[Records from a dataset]
● ● ● ●

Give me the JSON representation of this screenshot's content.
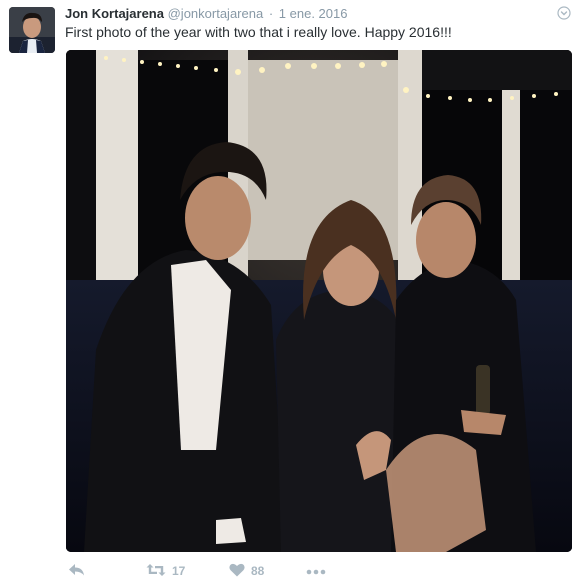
{
  "tweet": {
    "fullname": "Jon Kortajarena",
    "username": "@jonkortajarena",
    "separator": "·",
    "timestamp": "1 ene. 2016",
    "text": "First photo of the year with two that i really love. Happy 2016!!!"
  },
  "actions": {
    "retweet_count": "17",
    "like_count": "88"
  },
  "icons": {
    "reply": "reply-icon",
    "retweet": "retweet-icon",
    "like": "heart-icon",
    "more": "more-dots-icon",
    "caret": "chevron-down-icon"
  },
  "colors": {
    "text": "#292f33",
    "secondary": "#8899a6",
    "action_icon": "#aab8c2"
  }
}
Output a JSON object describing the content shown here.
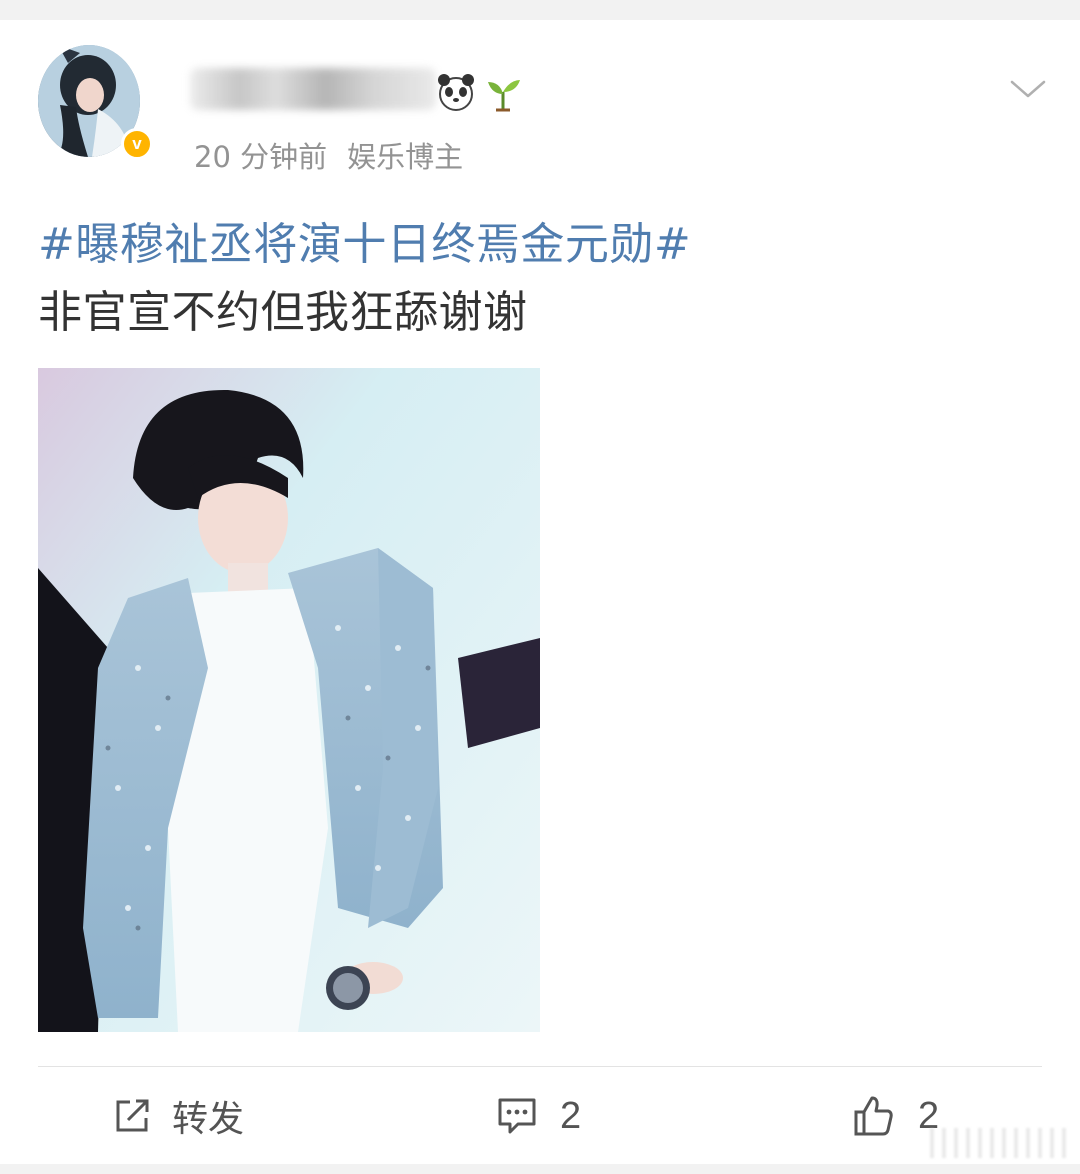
{
  "post": {
    "meta": {
      "time": "20 分钟前",
      "source": "娱乐博主"
    },
    "verified_mark": "v",
    "topic": "#曝穆祉丞将演十日终焉金元勋#",
    "text": "非官宣不约但我狂舔谢谢"
  },
  "actions": {
    "repost_label": "转发",
    "comment_count": "2",
    "like_count": "2"
  },
  "colors": {
    "topic_link": "#507daf",
    "verified_badge": "#ffb400",
    "text_primary": "#333333",
    "text_secondary": "#939393"
  },
  "icons": [
    "panda-badge-icon",
    "sprout-badge-icon",
    "chevron-down-icon",
    "repost-icon",
    "comment-icon",
    "like-icon"
  ]
}
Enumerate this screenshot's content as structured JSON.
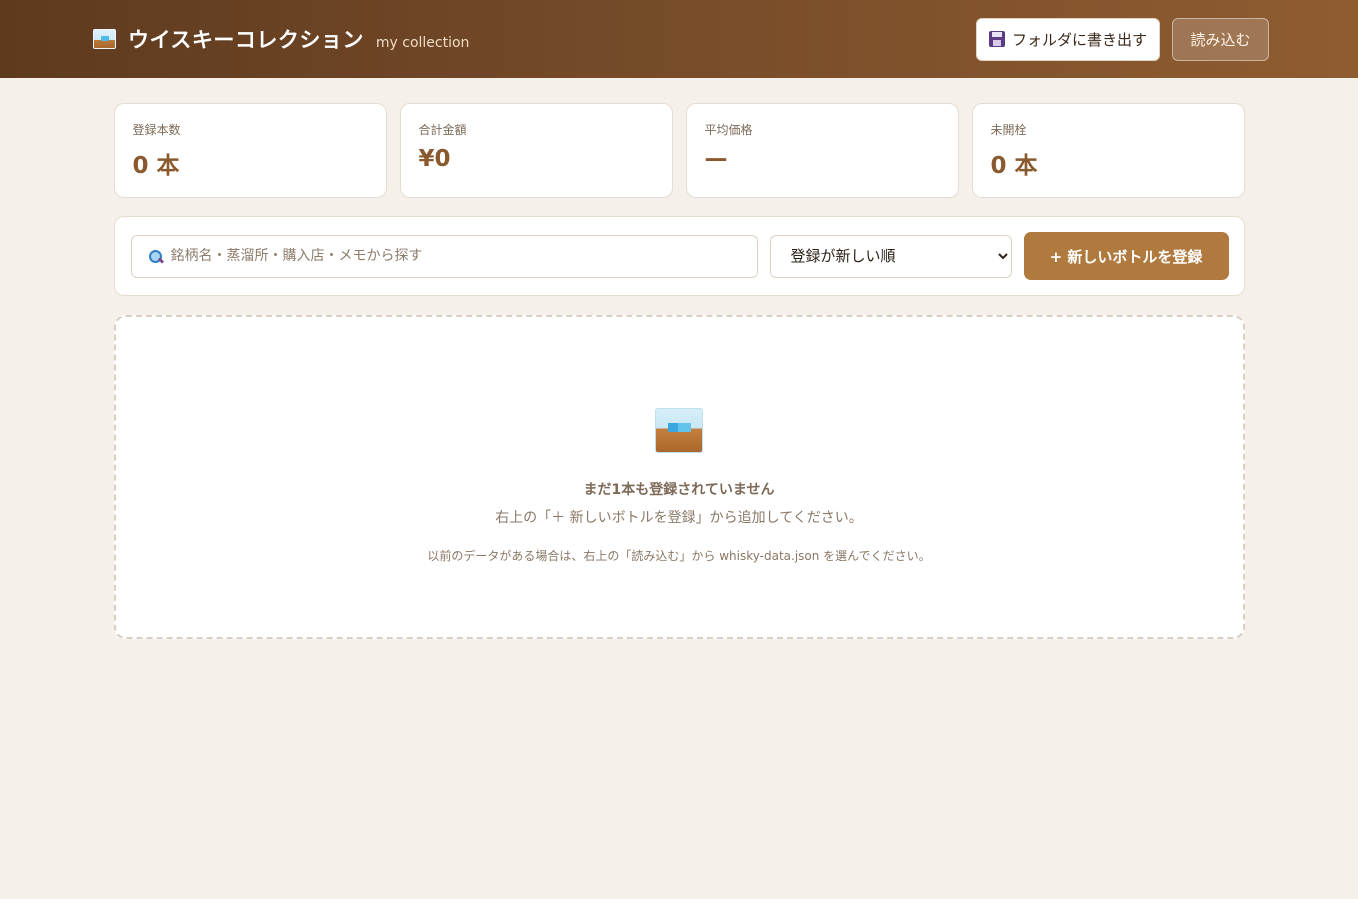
{
  "header": {
    "title": "ウイスキーコレクション",
    "subtitle": "my collection",
    "export_label": "フォルダに書き出す",
    "import_label": "読み込む"
  },
  "stats": [
    {
      "label": "登録本数",
      "value": "0 本"
    },
    {
      "label": "合計金額",
      "value": "¥0"
    },
    {
      "label": "平均価格",
      "value": "—"
    },
    {
      "label": "未開栓",
      "value": "0 本"
    }
  ],
  "toolbar": {
    "search_placeholder": "銘柄名・蒸溜所・購入店・メモから探す",
    "sort_selected": "登録が新しい順",
    "add_label": "+ 新しいボトルを登録"
  },
  "empty_state": {
    "title": "まだ1本も登録されていません",
    "description": "右上の「＋ 新しいボトルを登録」から追加してください。",
    "note": "以前のデータがある場合は、右上の「読み込む」から whisky-data.json を選んでください。"
  },
  "colors": {
    "header_start": "#5e3a1f",
    "header_end": "#8f5c30",
    "accent": "#b07a3e",
    "background": "#f5f0ea"
  },
  "icons": {
    "brand": "whisky-glass-icon",
    "export": "floppy-disk-icon",
    "search": "magnifier-icon",
    "empty": "whisky-glass-icon"
  }
}
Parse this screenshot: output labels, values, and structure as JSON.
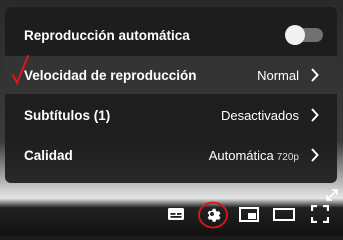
{
  "settings_menu": {
    "items": [
      {
        "label": "Reproducción automática",
        "value": "",
        "type": "toggle",
        "toggle_on": false
      },
      {
        "label": "Velocidad de reproducción",
        "value": "Normal",
        "type": "submenu"
      },
      {
        "label": "Subtítulos",
        "count": "(1)",
        "value": "Desactivados",
        "type": "submenu"
      },
      {
        "label": "Calidad",
        "value": "Automática",
        "resolution": "720p",
        "type": "submenu"
      }
    ]
  },
  "controls": {
    "icons": [
      "subtitles-icon",
      "settings-gear-icon",
      "miniplayer-icon",
      "theater-mode-icon",
      "fullscreen-icon"
    ]
  },
  "colors": {
    "menu_bg": "#1c1c1c",
    "annotation_red": "#e0141e",
    "toggle_track": "#717171"
  }
}
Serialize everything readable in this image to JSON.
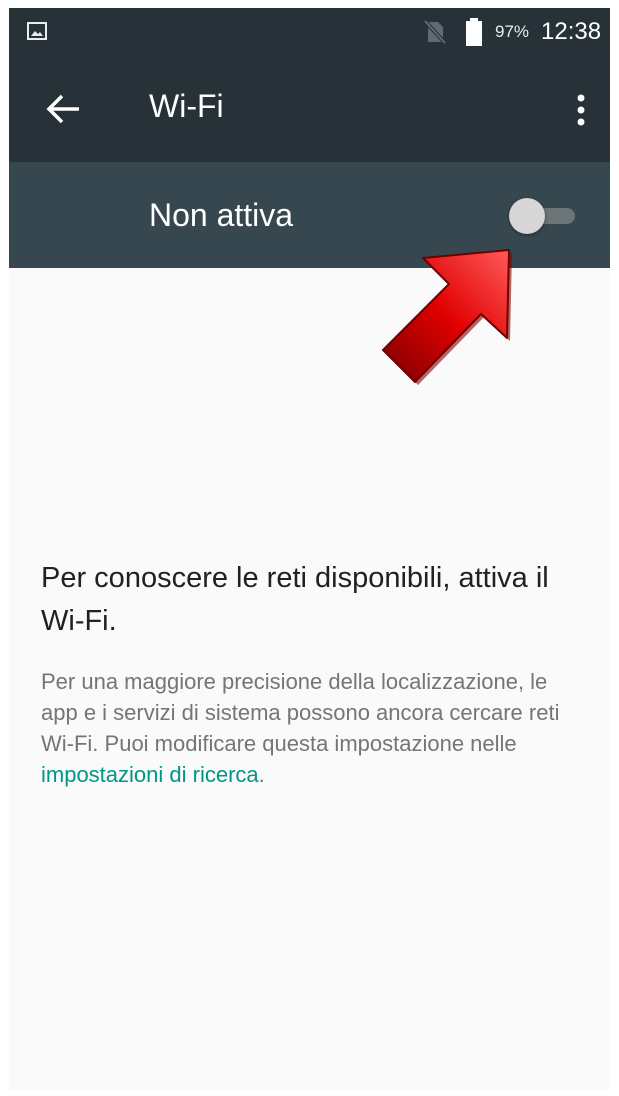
{
  "status_bar": {
    "battery": "97%",
    "time": "12:38",
    "icons": [
      "image-notification-icon",
      "no-sim-icon",
      "battery-icon"
    ]
  },
  "app_bar": {
    "title": "Wi-Fi",
    "icons": [
      "back-arrow-icon",
      "more-vert-icon"
    ]
  },
  "switch_bar": {
    "label": "Non attiva",
    "enabled": false
  },
  "empty_state": {
    "heading": "Per conoscere le reti disponibili, attiva il Wi-Fi.",
    "body_text": "Per una maggiore precisione della localizzazione, le app e i servizi di sistema possono ancora cercare reti Wi-Fi. Puoi modificare questa impostazione nelle ",
    "link_text": "impostazioni di ricerca",
    "trailing": "."
  },
  "colors": {
    "app_bar_bg": "#263238",
    "switch_bar_bg": "#37474f",
    "link": "#009688",
    "annotation_arrow": "#d50000"
  },
  "annotation": {
    "type": "arrow",
    "points_to": "wifi-toggle-switch"
  }
}
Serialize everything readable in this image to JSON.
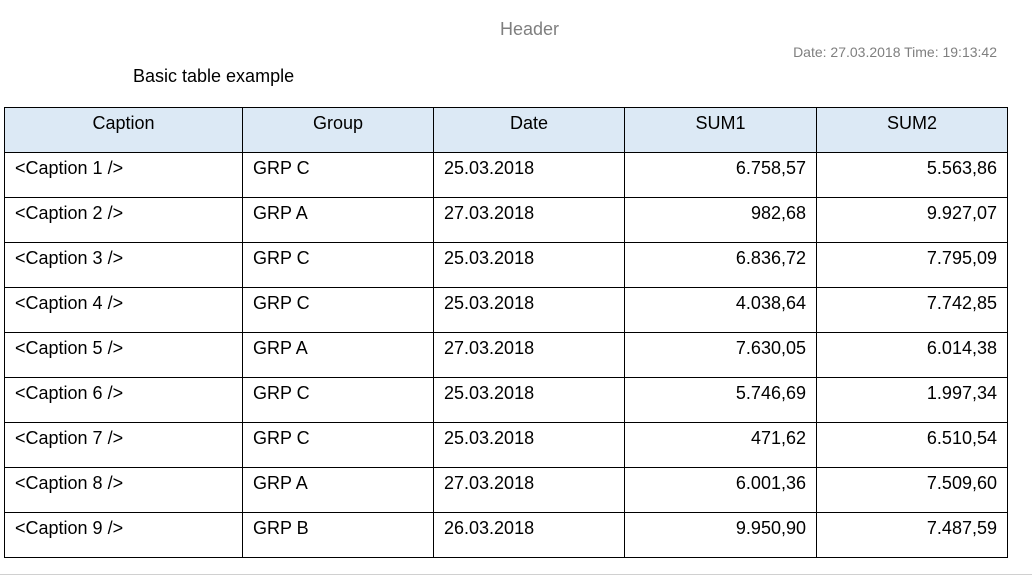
{
  "header": {
    "title": "Header",
    "timestamp": "Date: 27.03.2018 Time: 19:13:42"
  },
  "report": {
    "title": "Basic table example"
  },
  "table": {
    "columns": [
      "Caption",
      "Group",
      "Date",
      "SUM1",
      "SUM2"
    ],
    "rows": [
      [
        "<Caption 1 />",
        "GRP C",
        "25.03.2018",
        "6.758,57",
        "5.563,86"
      ],
      [
        "<Caption 2 />",
        "GRP A",
        "27.03.2018",
        "982,68",
        "9.927,07"
      ],
      [
        "<Caption 3 />",
        "GRP C",
        "25.03.2018",
        "6.836,72",
        "7.795,09"
      ],
      [
        "<Caption 4 />",
        "GRP C",
        "25.03.2018",
        "4.038,64",
        "7.742,85"
      ],
      [
        "<Caption 5 />",
        "GRP A",
        "27.03.2018",
        "7.630,05",
        "6.014,38"
      ],
      [
        "<Caption 6 />",
        "GRP C",
        "25.03.2018",
        "5.746,69",
        "1.997,34"
      ],
      [
        "<Caption 7 />",
        "GRP C",
        "25.03.2018",
        "471,62",
        "6.510,54"
      ],
      [
        "<Caption 8 />",
        "GRP A",
        "27.03.2018",
        "6.001,36",
        "7.509,60"
      ],
      [
        "<Caption 9 />",
        "GRP B",
        "26.03.2018",
        "9.950,90",
        "7.487,59"
      ]
    ]
  },
  "colors": {
    "header_text": "#7f7f7f",
    "table_header_bg": "#dce9f5",
    "border": "#000000"
  }
}
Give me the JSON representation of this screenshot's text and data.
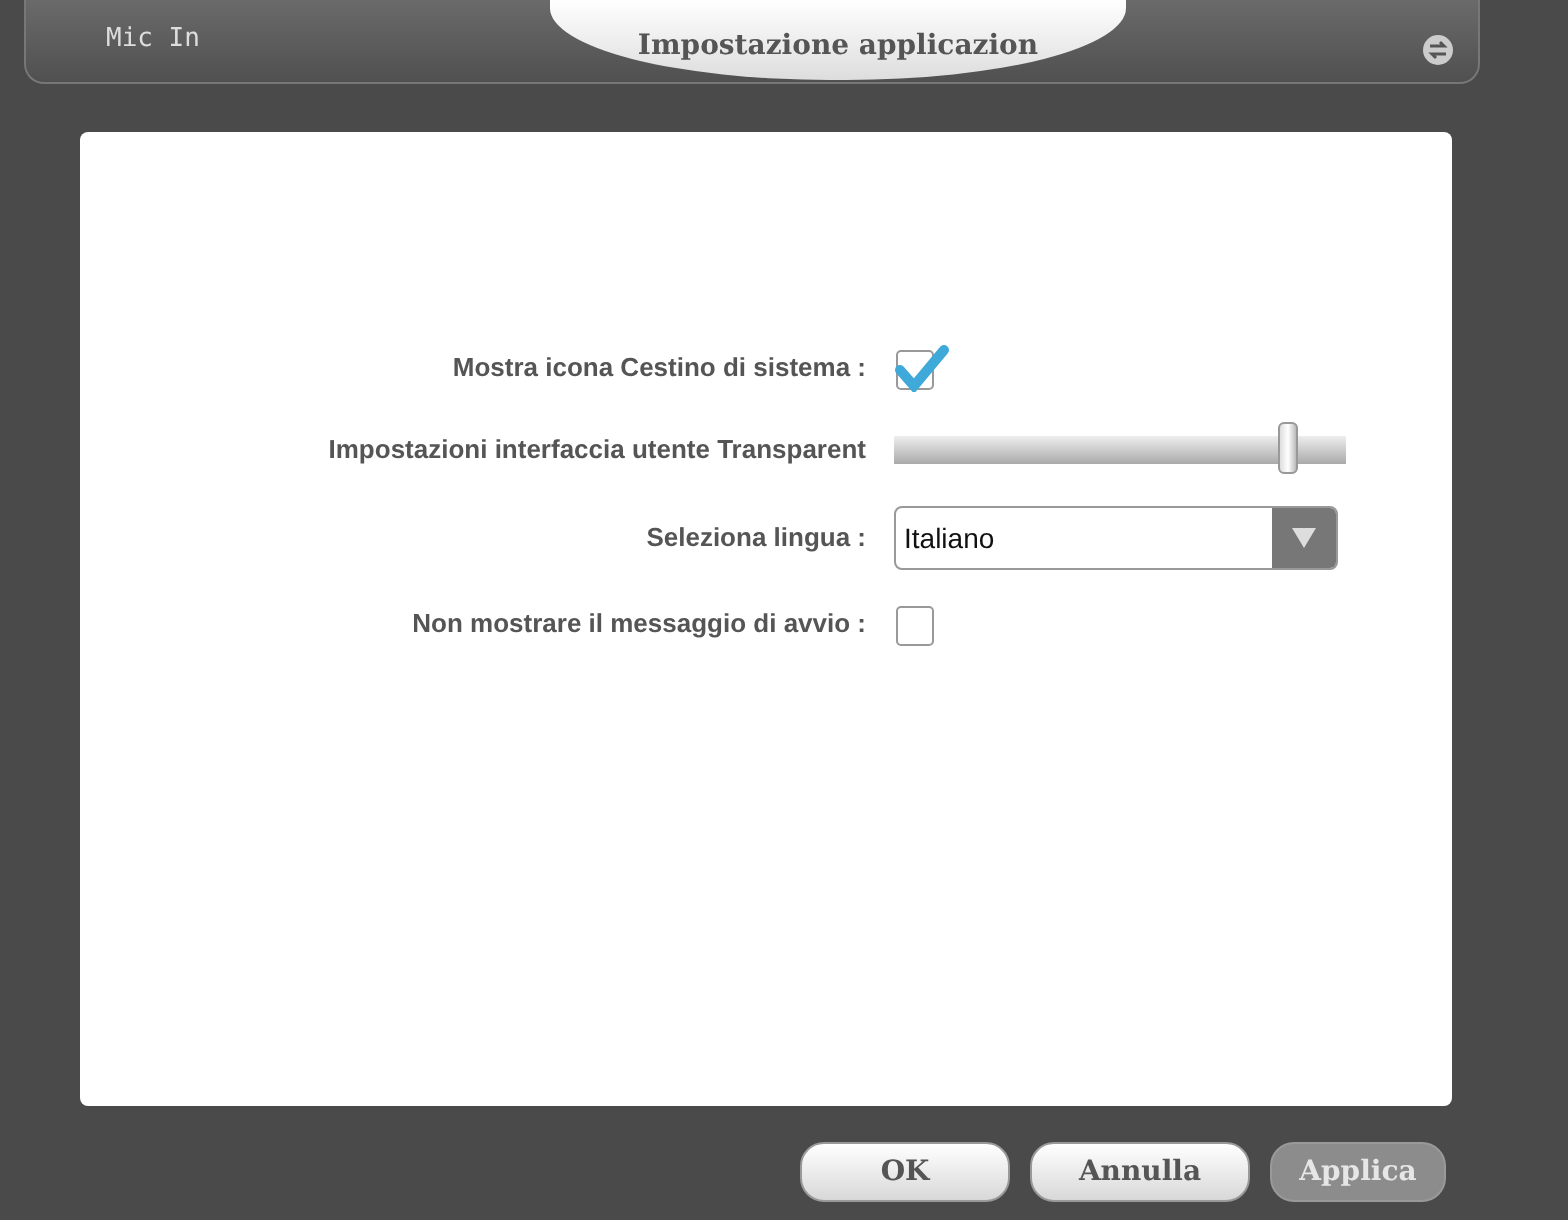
{
  "header": {
    "source_label": "Mic In",
    "title": "Impostazione applicazion"
  },
  "settings": [
    {
      "kind": "checkbox",
      "label": "Mostra icona Cestino di sistema :",
      "checked": true
    },
    {
      "kind": "slider",
      "label": "Impostazioni interfaccia utente Transparent",
      "level": 0.87
    },
    {
      "kind": "select",
      "label": "Seleziona lingua :",
      "value": "Italiano"
    },
    {
      "kind": "checkbox",
      "label": "Non mostrare il messaggio di avvio :",
      "checked": false
    }
  ],
  "buttons": [
    {
      "label": "OK",
      "disabled": false
    },
    {
      "label": "Annulla",
      "disabled": false
    },
    {
      "label": "Applica",
      "disabled": true
    }
  ]
}
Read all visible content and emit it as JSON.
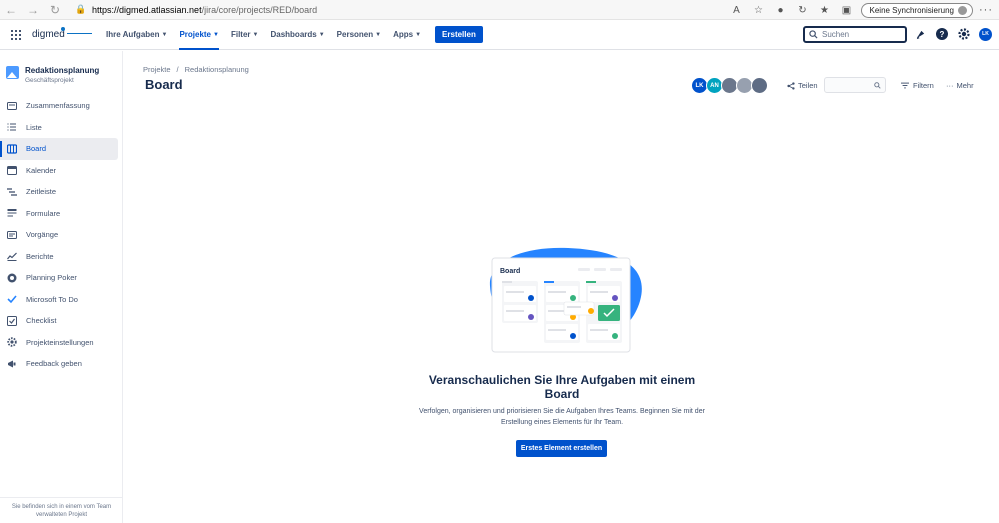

● ● ● ●

Work to complete: Every line that holds the string "false" should be returned.

Response to this task:
        "toggle_on": false
    "enabled": false
      "checked": false
      "disabled": false
      "disabled": false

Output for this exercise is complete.